## begin

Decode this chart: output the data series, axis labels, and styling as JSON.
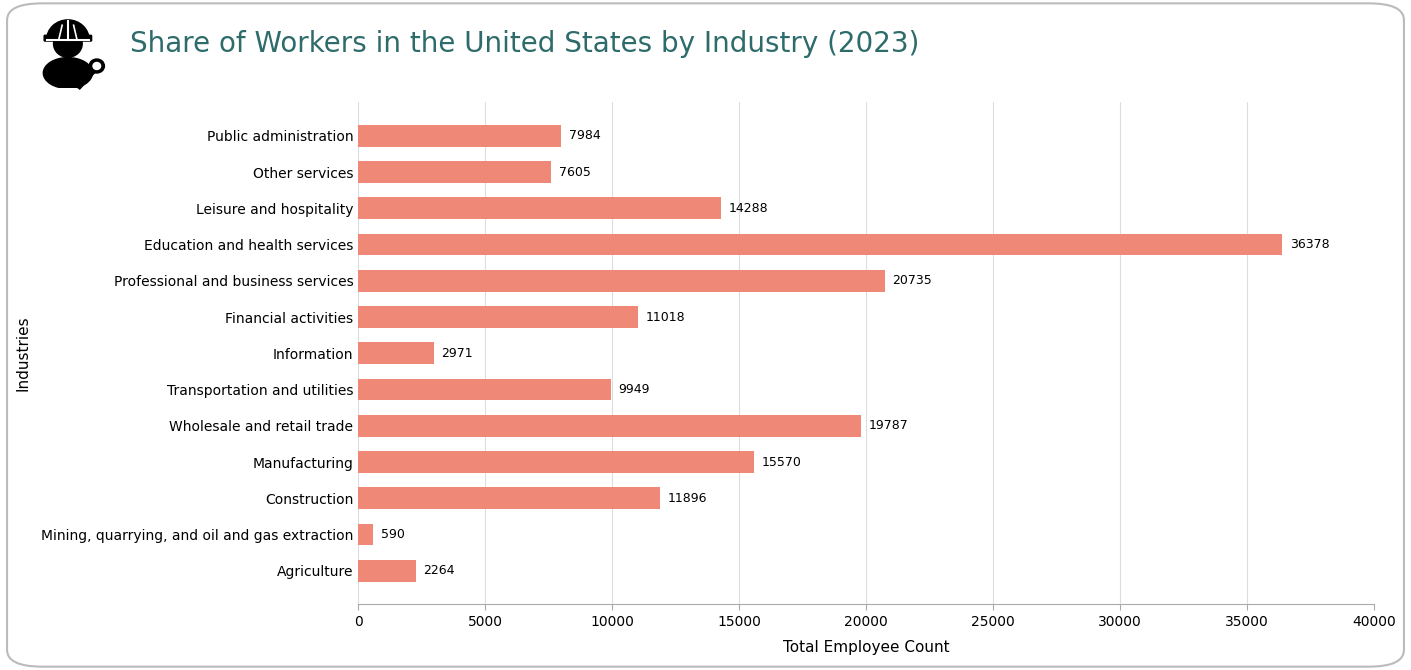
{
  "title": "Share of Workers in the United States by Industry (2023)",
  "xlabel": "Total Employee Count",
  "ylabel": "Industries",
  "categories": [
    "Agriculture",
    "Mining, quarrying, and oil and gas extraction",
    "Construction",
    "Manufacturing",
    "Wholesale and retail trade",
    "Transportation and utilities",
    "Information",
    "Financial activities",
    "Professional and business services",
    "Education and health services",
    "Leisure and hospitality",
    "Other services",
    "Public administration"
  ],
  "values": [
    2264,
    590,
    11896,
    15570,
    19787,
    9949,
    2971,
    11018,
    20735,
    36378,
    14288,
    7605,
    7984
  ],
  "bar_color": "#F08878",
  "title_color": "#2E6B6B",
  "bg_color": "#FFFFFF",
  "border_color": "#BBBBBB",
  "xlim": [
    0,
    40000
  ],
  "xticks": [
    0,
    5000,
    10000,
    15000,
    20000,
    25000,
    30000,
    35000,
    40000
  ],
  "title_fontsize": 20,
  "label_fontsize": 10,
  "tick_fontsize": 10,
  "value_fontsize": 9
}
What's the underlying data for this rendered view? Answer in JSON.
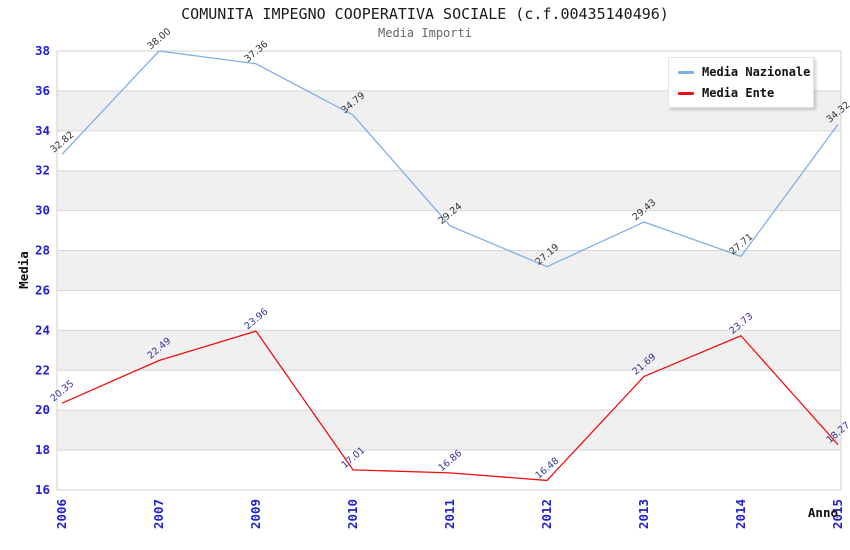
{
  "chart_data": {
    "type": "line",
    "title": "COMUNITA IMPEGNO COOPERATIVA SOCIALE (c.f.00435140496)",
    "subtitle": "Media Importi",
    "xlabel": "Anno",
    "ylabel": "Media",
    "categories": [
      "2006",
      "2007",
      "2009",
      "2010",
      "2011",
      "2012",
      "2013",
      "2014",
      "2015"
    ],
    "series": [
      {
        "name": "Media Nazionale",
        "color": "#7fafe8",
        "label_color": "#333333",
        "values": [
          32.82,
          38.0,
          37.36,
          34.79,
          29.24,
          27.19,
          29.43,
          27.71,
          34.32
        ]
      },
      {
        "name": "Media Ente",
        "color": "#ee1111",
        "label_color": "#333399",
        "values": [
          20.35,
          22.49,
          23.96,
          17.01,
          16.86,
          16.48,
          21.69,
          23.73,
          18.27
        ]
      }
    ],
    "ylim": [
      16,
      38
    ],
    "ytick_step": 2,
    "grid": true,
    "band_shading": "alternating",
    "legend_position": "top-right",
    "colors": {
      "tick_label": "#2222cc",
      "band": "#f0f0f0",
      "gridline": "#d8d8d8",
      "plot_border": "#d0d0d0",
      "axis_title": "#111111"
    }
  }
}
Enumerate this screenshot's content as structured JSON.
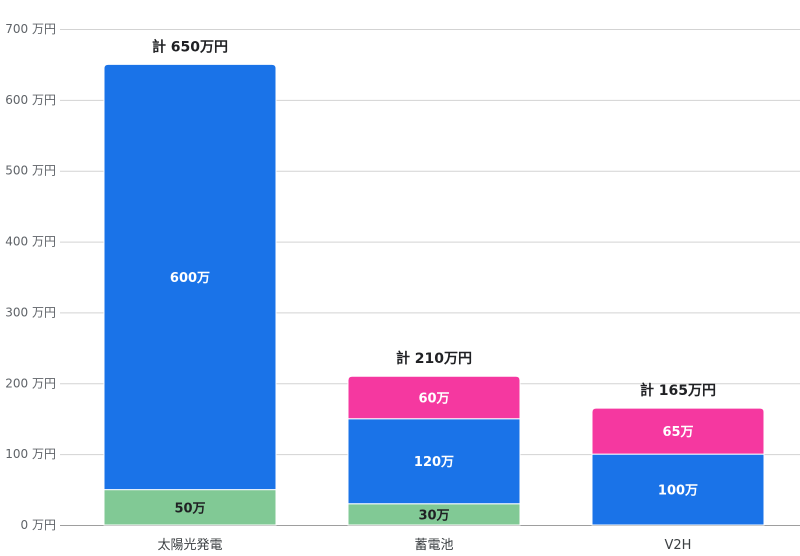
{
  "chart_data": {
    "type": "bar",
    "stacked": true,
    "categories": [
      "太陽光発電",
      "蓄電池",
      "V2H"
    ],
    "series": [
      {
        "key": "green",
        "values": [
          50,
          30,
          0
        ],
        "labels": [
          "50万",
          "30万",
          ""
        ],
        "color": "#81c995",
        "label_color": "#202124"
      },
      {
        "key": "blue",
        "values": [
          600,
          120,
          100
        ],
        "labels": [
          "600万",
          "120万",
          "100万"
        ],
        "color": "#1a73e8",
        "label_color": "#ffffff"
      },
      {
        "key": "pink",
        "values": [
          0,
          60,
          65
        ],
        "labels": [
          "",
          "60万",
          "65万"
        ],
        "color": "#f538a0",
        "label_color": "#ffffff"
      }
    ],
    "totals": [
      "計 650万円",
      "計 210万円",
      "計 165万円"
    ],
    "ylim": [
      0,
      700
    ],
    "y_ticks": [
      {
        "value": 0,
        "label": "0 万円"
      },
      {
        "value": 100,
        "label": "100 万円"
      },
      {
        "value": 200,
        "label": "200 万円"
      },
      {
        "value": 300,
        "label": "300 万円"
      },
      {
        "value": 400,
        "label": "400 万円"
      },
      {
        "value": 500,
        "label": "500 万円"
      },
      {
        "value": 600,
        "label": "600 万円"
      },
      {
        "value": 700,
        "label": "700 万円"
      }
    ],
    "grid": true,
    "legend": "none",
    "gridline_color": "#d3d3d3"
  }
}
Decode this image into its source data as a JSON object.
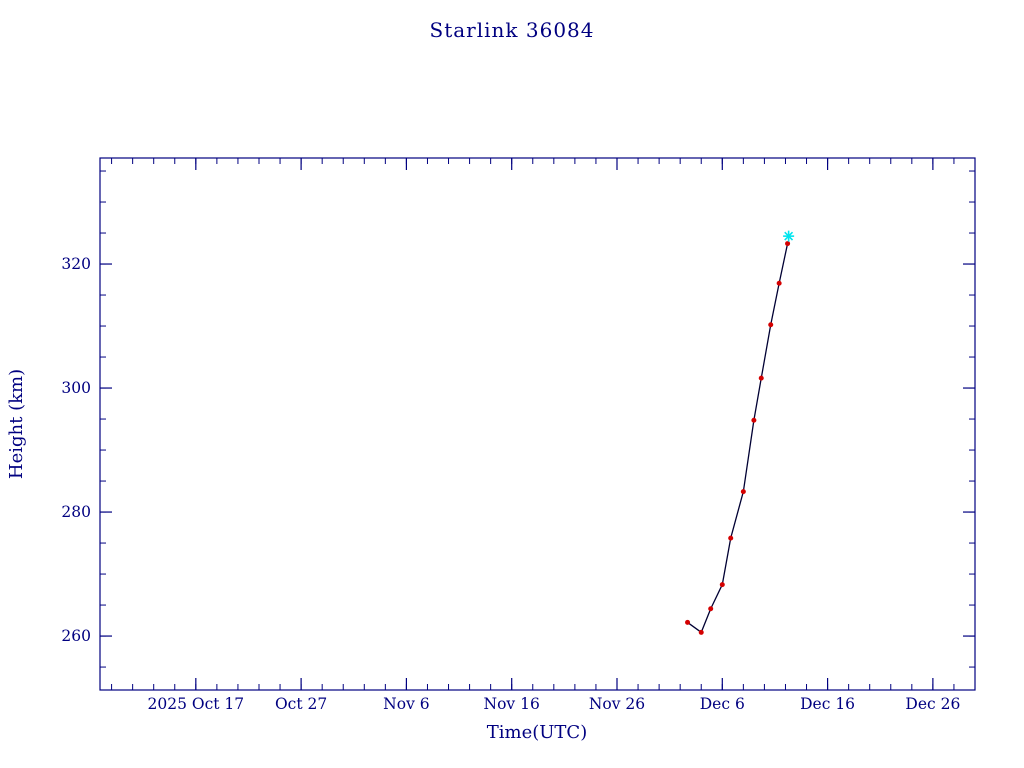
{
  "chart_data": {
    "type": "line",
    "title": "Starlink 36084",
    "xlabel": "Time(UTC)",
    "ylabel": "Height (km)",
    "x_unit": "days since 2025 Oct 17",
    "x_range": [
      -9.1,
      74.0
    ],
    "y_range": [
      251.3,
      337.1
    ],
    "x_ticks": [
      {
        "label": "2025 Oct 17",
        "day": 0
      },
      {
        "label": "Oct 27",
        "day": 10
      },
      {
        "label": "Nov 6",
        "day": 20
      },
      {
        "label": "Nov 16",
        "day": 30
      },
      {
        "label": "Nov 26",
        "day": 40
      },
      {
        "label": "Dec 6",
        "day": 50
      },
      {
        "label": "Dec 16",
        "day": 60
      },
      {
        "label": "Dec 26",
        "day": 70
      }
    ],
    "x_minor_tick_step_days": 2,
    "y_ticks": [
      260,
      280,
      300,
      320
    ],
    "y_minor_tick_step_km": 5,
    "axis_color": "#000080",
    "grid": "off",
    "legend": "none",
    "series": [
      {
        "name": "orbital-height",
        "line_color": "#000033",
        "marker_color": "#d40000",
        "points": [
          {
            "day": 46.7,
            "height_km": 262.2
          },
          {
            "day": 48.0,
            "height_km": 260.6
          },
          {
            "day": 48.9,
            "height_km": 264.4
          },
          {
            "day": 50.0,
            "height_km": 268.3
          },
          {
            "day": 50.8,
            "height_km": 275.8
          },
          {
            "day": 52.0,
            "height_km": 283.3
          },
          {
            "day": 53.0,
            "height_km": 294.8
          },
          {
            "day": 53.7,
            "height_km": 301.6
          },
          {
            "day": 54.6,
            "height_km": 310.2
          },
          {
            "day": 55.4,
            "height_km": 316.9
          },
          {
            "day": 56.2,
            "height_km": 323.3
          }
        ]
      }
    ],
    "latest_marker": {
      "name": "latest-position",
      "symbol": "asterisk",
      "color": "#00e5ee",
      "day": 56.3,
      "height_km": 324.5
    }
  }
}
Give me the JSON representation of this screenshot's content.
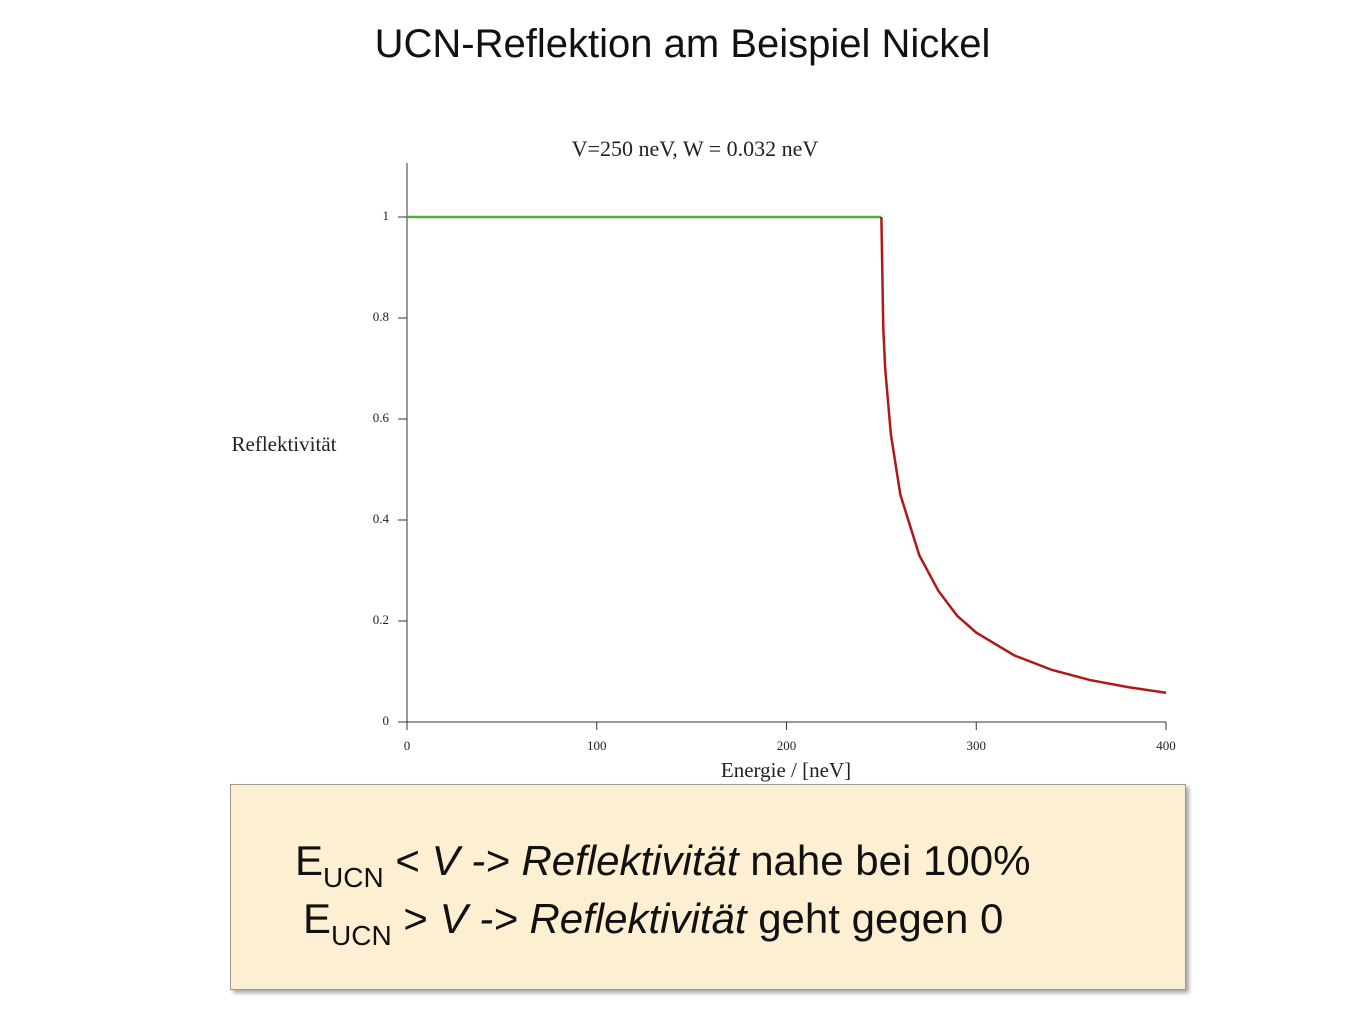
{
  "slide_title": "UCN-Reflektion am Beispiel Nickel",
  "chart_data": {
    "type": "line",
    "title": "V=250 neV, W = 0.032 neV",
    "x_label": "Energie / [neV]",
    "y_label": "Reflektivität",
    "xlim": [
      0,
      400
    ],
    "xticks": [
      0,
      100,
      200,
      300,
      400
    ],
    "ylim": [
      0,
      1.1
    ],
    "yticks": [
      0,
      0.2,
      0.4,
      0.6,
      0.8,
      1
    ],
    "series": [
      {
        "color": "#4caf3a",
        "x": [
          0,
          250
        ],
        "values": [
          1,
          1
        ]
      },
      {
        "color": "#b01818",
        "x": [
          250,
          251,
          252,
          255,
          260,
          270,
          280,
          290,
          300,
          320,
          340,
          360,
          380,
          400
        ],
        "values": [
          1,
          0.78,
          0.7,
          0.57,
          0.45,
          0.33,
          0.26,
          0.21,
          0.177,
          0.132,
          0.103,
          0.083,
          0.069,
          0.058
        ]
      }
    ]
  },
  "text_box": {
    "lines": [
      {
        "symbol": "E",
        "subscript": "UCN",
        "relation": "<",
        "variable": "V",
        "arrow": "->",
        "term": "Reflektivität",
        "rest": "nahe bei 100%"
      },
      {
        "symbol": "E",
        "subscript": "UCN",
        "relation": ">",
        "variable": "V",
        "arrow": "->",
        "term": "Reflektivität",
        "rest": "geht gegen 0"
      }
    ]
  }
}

## end

→ What this task involves:
Without including any pictures, please restate all the records exactly.

→ Worked answer:
Decode this chart: output the data series, axis labels, and styling as JSON.
{
  "title": "Share of Workers in the United States by Industry (2023)",
  "xlabel": "Total Employee Count",
  "ylabel": "Industries",
  "categories": [
    "Agriculture",
    "Mining, quarrying, and oil and gas extraction",
    "Construction",
    "Manufacturing",
    "Wholesale and retail trade",
    "Transportation and utilities",
    "Information",
    "Financial activities",
    "Professional and business services",
    "Education and health services",
    "Leisure and hospitality",
    "Other services",
    "Public administration"
  ],
  "values": [
    2264,
    590,
    11896,
    15570,
    19787,
    9949,
    2971,
    11018,
    20735,
    36378,
    14288,
    7605,
    7984
  ],
  "bar_color": "#F08878",
  "title_color": "#2E6B6B",
  "bg_color": "#FFFFFF",
  "border_color": "#BBBBBB",
  "xlim": [
    0,
    40000
  ],
  "xticks": [
    0,
    5000,
    10000,
    15000,
    20000,
    25000,
    30000,
    35000,
    40000
  ],
  "title_fontsize": 20,
  "label_fontsize": 10,
  "tick_fontsize": 10,
  "value_fontsize": 9
}
What's the underlying data for this rendered view? Answer in JSON.
{
  "chart_data": {
    "type": "line",
    "title": "COMUNITA IMPEGNO COOPERATIVA SOCIALE (c.f.00435140496)",
    "subtitle": "Media Importi",
    "xlabel": "Anno",
    "ylabel": "Media",
    "categories": [
      "2006",
      "2007",
      "2009",
      "2010",
      "2011",
      "2012",
      "2013",
      "2014",
      "2015"
    ],
    "series": [
      {
        "name": "Media Nazionale",
        "color": "#7fafe8",
        "label_color": "#333333",
        "values": [
          32.82,
          38.0,
          37.36,
          34.79,
          29.24,
          27.19,
          29.43,
          27.71,
          34.32
        ]
      },
      {
        "name": "Media Ente",
        "color": "#ee1111",
        "label_color": "#333399",
        "values": [
          20.35,
          22.49,
          23.96,
          17.01,
          16.86,
          16.48,
          21.69,
          23.73,
          18.27
        ]
      }
    ],
    "ylim": [
      16,
      38
    ],
    "ytick_step": 2,
    "grid": true,
    "band_shading": "alternating",
    "legend_position": "top-right",
    "colors": {
      "tick_label": "#2222cc",
      "band": "#f0f0f0",
      "gridline": "#d8d8d8",
      "plot_border": "#d0d0d0",
      "axis_title": "#111111"
    }
  }
}
Enumerate this screenshot's content as structured JSON.
{
  "chart_data": {
    "type": "bar",
    "stacked": true,
    "categories": [
      "太陽光発電",
      "蓄電池",
      "V2H"
    ],
    "series": [
      {
        "key": "green",
        "values": [
          50,
          30,
          0
        ],
        "labels": [
          "50万",
          "30万",
          ""
        ],
        "color": "#81c995",
        "label_color": "#202124"
      },
      {
        "key": "blue",
        "values": [
          600,
          120,
          100
        ],
        "labels": [
          "600万",
          "120万",
          "100万"
        ],
        "color": "#1a73e8",
        "label_color": "#ffffff"
      },
      {
        "key": "pink",
        "values": [
          0,
          60,
          65
        ],
        "labels": [
          "",
          "60万",
          "65万"
        ],
        "color": "#f538a0",
        "label_color": "#ffffff"
      }
    ],
    "totals": [
      "計 650万円",
      "計 210万円",
      "計 165万円"
    ],
    "ylim": [
      0,
      700
    ],
    "y_ticks": [
      {
        "value": 0,
        "label": "0 万円"
      },
      {
        "value": 100,
        "label": "100 万円"
      },
      {
        "value": 200,
        "label": "200 万円"
      },
      {
        "value": 300,
        "label": "300 万円"
      },
      {
        "value": 400,
        "label": "400 万円"
      },
      {
        "value": 500,
        "label": "500 万円"
      },
      {
        "value": 600,
        "label": "600 万円"
      },
      {
        "value": 700,
        "label": "700 万円"
      }
    ],
    "grid": true,
    "legend": "none",
    "gridline_color": "#d3d3d3"
  }
}
Decode this image into its source data as a JSON object.
{
  "chart_data": {
    "type": "line",
    "title": "Starlink 36084",
    "xlabel": "Time(UTC)",
    "ylabel": "Height (km)",
    "x_unit": "days since 2025 Oct 17",
    "x_range": [
      -9.1,
      74.0
    ],
    "y_range": [
      251.3,
      337.1
    ],
    "x_ticks": [
      {
        "label": "2025 Oct 17",
        "day": 0
      },
      {
        "label": "Oct 27",
        "day": 10
      },
      {
        "label": "Nov 6",
        "day": 20
      },
      {
        "label": "Nov 16",
        "day": 30
      },
      {
        "label": "Nov 26",
        "day": 40
      },
      {
        "label": "Dec 6",
        "day": 50
      },
      {
        "label": "Dec 16",
        "day": 60
      },
      {
        "label": "Dec 26",
        "day": 70
      }
    ],
    "x_minor_tick_step_days": 2,
    "y_ticks": [
      260,
      280,
      300,
      320
    ],
    "y_minor_tick_step_km": 5,
    "axis_color": "#000080",
    "grid": "off",
    "legend": "none",
    "series": [
      {
        "name": "orbital-height",
        "line_color": "#000033",
        "marker_color": "#d40000",
        "points": [
          {
            "day": 46.7,
            "height_km": 262.2
          },
          {
            "day": 48.0,
            "height_km": 260.6
          },
          {
            "day": 48.9,
            "height_km": 264.4
          },
          {
            "day": 50.0,
            "height_km": 268.3
          },
          {
            "day": 50.8,
            "height_km": 275.8
          },
          {
            "day": 52.0,
            "height_km": 283.3
          },
          {
            "day": 53.0,
            "height_km": 294.8
          },
          {
            "day": 53.7,
            "height_km": 301.6
          },
          {
            "day": 54.6,
            "height_km": 310.2
          },
          {
            "day": 55.4,
            "height_km": 316.9
          },
          {
            "day": 56.2,
            "height_km": 323.3
          }
        ]
      }
    ],
    "latest_marker": {
      "name": "latest-position",
      "symbol": "asterisk",
      "color": "#00e5ee",
      "day": 56.3,
      "height_km": 324.5
    }
  }
}
Give me the JSON representation of this screenshot's content.
{
  "slide_title": "UCN-Reflektion am Beispiel Nickel",
  "chart_data": {
    "type": "line",
    "title": "V=250 neV, W = 0.032 neV",
    "x_label": "Energie / [neV]",
    "y_label": "Reflektivität",
    "xlim": [
      0,
      400
    ],
    "xticks": [
      0,
      100,
      200,
      300,
      400
    ],
    "ylim": [
      0,
      1.1
    ],
    "yticks": [
      0,
      0.2,
      0.4,
      0.6,
      0.8,
      1
    ],
    "series": [
      {
        "color": "#4caf3a",
        "x": [
          0,
          250
        ],
        "values": [
          1,
          1
        ]
      },
      {
        "color": "#b01818",
        "x": [
          250,
          251,
          252,
          255,
          260,
          270,
          280,
          290,
          300,
          320,
          340,
          360,
          380,
          400
        ],
        "values": [
          1,
          0.78,
          0.7,
          0.57,
          0.45,
          0.33,
          0.26,
          0.21,
          0.177,
          0.132,
          0.103,
          0.083,
          0.069,
          0.058
        ]
      }
    ]
  },
  "text_box": {
    "lines": [
      {
        "symbol": "E",
        "subscript": "UCN",
        "relation": "<",
        "variable": "V",
        "arrow": "->",
        "term": "Reflektivität",
        "rest": "nahe bei 100%"
      },
      {
        "symbol": "E",
        "subscript": "UCN",
        "relation": ">",
        "variable": "V",
        "arrow": "->",
        "term": "Reflektivität",
        "rest": "geht gegen 0"
      }
    ]
  }
}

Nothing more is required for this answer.